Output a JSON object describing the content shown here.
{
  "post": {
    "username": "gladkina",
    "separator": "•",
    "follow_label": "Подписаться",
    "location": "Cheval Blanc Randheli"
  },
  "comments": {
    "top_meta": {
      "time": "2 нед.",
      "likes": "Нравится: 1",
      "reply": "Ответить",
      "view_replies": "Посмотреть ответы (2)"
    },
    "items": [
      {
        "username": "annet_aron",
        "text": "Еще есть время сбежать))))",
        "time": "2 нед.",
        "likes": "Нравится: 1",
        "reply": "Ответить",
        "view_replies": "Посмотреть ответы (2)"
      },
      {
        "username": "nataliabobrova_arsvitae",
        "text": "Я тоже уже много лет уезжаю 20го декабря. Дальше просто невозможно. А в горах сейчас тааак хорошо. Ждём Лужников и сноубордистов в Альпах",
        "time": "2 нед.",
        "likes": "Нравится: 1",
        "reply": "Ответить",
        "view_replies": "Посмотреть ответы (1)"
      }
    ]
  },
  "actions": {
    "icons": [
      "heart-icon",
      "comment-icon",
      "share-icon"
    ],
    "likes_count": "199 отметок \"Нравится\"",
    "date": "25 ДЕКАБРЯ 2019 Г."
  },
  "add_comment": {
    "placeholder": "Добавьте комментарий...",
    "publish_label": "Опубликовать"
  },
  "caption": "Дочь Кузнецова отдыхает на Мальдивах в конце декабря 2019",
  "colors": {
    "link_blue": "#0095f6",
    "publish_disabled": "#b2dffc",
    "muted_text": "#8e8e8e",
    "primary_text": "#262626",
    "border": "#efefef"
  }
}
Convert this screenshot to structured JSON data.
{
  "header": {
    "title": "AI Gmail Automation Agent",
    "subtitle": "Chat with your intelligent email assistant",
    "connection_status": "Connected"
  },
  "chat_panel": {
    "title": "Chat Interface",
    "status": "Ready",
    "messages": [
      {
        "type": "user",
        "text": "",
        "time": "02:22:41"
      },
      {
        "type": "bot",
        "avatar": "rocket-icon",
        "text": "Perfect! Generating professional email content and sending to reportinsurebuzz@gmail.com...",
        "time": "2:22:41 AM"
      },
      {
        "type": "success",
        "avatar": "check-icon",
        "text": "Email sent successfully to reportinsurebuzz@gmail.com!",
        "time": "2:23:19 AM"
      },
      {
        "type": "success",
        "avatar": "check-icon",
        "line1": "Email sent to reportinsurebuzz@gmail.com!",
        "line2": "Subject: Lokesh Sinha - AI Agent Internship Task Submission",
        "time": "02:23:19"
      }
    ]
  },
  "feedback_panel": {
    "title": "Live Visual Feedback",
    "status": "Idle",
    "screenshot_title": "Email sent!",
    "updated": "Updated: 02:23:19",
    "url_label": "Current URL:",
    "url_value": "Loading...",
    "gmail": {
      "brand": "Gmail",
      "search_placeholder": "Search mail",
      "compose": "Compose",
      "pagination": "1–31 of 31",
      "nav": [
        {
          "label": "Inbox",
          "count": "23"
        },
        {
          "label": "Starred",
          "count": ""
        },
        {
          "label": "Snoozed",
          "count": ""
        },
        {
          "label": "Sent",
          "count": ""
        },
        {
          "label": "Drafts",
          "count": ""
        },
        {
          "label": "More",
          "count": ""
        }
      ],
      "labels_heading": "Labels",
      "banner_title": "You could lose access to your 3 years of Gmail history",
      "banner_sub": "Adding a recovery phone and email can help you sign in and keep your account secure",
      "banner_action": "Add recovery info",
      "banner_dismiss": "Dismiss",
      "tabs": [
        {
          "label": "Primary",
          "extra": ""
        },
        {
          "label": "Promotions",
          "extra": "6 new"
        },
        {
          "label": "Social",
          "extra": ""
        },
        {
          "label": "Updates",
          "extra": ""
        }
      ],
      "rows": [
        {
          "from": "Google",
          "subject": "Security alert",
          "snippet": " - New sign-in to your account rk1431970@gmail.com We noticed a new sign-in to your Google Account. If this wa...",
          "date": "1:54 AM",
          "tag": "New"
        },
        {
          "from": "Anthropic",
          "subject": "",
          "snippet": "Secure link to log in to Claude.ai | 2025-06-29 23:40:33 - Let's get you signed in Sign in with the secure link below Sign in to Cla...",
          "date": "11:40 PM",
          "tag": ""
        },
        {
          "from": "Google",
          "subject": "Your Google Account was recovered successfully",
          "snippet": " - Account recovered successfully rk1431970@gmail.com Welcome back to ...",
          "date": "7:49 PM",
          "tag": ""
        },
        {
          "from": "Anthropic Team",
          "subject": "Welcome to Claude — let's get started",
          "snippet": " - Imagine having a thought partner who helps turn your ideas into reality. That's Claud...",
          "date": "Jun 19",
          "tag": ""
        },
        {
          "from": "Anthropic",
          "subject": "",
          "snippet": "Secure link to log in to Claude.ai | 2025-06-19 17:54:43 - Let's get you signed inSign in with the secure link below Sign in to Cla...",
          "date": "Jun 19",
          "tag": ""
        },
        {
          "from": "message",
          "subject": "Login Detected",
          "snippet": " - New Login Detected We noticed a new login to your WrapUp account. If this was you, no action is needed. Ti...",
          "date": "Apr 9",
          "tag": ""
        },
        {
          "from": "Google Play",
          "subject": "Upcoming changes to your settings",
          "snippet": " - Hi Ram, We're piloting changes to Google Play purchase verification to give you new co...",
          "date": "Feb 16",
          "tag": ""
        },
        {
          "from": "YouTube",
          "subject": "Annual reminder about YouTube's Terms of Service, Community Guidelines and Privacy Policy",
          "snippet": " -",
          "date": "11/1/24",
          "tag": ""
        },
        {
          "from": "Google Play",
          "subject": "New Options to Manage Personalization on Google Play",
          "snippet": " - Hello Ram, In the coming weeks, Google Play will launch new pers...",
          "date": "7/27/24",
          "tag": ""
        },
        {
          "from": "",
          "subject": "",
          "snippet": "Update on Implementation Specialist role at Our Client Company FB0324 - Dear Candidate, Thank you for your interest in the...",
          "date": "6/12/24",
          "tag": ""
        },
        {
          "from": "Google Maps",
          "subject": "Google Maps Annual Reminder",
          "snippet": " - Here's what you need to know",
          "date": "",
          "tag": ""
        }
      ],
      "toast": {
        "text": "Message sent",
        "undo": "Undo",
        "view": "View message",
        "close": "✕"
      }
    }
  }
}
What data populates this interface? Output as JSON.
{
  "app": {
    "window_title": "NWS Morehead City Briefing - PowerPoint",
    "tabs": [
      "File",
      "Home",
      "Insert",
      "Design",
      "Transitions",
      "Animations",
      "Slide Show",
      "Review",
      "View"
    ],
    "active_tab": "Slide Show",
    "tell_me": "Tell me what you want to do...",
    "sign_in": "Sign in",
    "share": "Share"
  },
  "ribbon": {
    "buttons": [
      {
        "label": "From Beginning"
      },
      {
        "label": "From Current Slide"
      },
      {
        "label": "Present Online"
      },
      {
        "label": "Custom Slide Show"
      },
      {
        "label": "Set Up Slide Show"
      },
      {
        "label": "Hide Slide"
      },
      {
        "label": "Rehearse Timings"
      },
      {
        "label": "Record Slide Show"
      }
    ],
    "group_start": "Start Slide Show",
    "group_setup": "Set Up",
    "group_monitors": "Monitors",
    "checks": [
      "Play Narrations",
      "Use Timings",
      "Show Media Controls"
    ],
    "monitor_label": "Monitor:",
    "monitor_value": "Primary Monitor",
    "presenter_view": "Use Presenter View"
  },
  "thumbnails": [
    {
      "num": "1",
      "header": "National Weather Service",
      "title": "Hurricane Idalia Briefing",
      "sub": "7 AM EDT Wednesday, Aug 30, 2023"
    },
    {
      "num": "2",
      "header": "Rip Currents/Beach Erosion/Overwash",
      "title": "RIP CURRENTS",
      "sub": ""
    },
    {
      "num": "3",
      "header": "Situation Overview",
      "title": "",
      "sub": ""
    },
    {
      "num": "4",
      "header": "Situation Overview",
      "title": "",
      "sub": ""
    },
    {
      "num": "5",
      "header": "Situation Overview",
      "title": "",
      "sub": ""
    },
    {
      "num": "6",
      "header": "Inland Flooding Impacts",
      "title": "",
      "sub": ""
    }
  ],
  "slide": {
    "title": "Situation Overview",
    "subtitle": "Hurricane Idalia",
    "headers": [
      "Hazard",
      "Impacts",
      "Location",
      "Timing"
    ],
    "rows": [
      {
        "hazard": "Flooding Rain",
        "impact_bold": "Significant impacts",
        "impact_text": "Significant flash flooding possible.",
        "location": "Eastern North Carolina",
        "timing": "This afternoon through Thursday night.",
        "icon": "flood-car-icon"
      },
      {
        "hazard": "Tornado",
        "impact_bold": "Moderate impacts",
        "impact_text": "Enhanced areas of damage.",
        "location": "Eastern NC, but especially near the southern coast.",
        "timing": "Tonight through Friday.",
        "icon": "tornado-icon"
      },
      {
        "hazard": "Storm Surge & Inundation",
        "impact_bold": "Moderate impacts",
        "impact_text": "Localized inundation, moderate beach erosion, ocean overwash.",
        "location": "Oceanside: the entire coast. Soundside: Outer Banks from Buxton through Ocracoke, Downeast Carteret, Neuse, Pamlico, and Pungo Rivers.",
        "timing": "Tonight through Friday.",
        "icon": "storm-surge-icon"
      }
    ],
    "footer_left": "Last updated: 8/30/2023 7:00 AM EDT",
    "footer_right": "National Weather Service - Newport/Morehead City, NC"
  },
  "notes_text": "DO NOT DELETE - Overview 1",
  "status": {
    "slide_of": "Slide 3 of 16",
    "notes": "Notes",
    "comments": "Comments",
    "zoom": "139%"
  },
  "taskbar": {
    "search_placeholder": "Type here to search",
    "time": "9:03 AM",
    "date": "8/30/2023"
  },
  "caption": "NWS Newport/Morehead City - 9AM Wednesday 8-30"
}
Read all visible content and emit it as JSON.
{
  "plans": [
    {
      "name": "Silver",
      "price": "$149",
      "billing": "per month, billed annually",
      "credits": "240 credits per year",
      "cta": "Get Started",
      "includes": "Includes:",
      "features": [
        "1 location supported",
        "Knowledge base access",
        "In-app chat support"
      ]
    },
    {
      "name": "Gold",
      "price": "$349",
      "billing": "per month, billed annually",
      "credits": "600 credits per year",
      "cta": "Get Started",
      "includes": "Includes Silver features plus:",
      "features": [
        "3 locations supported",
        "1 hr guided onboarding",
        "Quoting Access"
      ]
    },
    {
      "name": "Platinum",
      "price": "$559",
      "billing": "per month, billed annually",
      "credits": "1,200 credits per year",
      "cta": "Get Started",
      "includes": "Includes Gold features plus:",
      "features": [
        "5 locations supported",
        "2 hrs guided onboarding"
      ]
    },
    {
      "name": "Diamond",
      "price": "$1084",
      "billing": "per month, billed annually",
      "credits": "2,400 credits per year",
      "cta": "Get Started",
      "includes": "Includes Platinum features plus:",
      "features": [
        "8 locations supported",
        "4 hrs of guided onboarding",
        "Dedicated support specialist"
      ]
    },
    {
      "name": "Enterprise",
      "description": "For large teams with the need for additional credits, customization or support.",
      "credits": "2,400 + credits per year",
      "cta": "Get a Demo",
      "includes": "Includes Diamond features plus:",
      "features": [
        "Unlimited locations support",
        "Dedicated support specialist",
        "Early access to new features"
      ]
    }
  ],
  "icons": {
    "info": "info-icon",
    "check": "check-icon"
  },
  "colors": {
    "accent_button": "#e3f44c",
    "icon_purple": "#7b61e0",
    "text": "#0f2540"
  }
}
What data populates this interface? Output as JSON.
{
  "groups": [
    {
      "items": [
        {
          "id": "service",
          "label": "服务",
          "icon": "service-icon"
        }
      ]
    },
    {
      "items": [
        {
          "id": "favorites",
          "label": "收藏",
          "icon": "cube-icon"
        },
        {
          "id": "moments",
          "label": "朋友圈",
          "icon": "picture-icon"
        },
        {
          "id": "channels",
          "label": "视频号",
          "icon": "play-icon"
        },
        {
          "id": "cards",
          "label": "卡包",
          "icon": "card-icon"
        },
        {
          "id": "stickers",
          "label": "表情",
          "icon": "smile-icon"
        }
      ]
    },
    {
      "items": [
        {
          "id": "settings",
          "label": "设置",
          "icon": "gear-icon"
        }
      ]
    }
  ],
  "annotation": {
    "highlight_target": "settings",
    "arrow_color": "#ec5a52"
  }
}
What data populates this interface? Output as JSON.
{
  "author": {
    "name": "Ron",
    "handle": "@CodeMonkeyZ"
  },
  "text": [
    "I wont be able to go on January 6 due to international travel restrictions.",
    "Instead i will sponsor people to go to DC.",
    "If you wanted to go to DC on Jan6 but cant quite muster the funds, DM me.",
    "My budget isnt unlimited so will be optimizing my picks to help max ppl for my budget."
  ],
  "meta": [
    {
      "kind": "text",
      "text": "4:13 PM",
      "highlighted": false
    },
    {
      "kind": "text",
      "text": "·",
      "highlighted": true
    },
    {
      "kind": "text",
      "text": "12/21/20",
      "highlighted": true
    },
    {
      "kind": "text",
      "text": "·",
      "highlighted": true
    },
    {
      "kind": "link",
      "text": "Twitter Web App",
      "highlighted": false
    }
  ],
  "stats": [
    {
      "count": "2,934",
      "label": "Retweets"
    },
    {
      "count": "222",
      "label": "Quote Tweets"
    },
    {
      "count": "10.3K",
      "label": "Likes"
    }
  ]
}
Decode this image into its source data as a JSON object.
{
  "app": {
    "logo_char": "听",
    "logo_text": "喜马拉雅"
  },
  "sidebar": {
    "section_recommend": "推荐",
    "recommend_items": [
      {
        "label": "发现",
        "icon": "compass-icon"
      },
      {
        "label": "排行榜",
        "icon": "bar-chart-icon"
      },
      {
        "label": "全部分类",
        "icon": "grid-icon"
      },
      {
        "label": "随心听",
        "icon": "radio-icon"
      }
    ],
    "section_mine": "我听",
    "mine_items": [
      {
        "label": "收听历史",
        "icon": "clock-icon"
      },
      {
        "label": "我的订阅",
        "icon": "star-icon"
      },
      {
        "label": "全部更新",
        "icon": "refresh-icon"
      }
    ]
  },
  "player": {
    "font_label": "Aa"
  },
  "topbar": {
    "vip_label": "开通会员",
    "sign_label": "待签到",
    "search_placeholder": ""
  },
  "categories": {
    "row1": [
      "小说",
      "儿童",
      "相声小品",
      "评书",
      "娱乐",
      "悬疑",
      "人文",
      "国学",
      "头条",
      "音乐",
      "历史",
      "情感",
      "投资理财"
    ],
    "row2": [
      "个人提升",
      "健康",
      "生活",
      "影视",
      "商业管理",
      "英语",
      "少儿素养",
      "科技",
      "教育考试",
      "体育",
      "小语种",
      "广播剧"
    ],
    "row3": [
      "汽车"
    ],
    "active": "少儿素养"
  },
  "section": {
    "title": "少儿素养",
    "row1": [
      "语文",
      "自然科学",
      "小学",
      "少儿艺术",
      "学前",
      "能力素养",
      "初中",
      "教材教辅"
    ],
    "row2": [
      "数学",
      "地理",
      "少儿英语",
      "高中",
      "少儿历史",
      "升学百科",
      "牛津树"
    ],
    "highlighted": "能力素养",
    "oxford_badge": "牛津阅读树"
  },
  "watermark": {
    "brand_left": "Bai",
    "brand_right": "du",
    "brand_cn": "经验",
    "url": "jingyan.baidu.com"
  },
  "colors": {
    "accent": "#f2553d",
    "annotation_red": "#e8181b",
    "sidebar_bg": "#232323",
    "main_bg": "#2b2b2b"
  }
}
***
**Aim of the task**
Pull every line containing the word "Includes" out of the material and copy it.

**Correct output**
      "includes": "Includes:",
      "includes": "Includes Silver features plus:",
      "includes": "Includes Gold features plus:",
      "includes": "Includes Platinum features plus:",
      "includes": "Includes Diamond features plus:",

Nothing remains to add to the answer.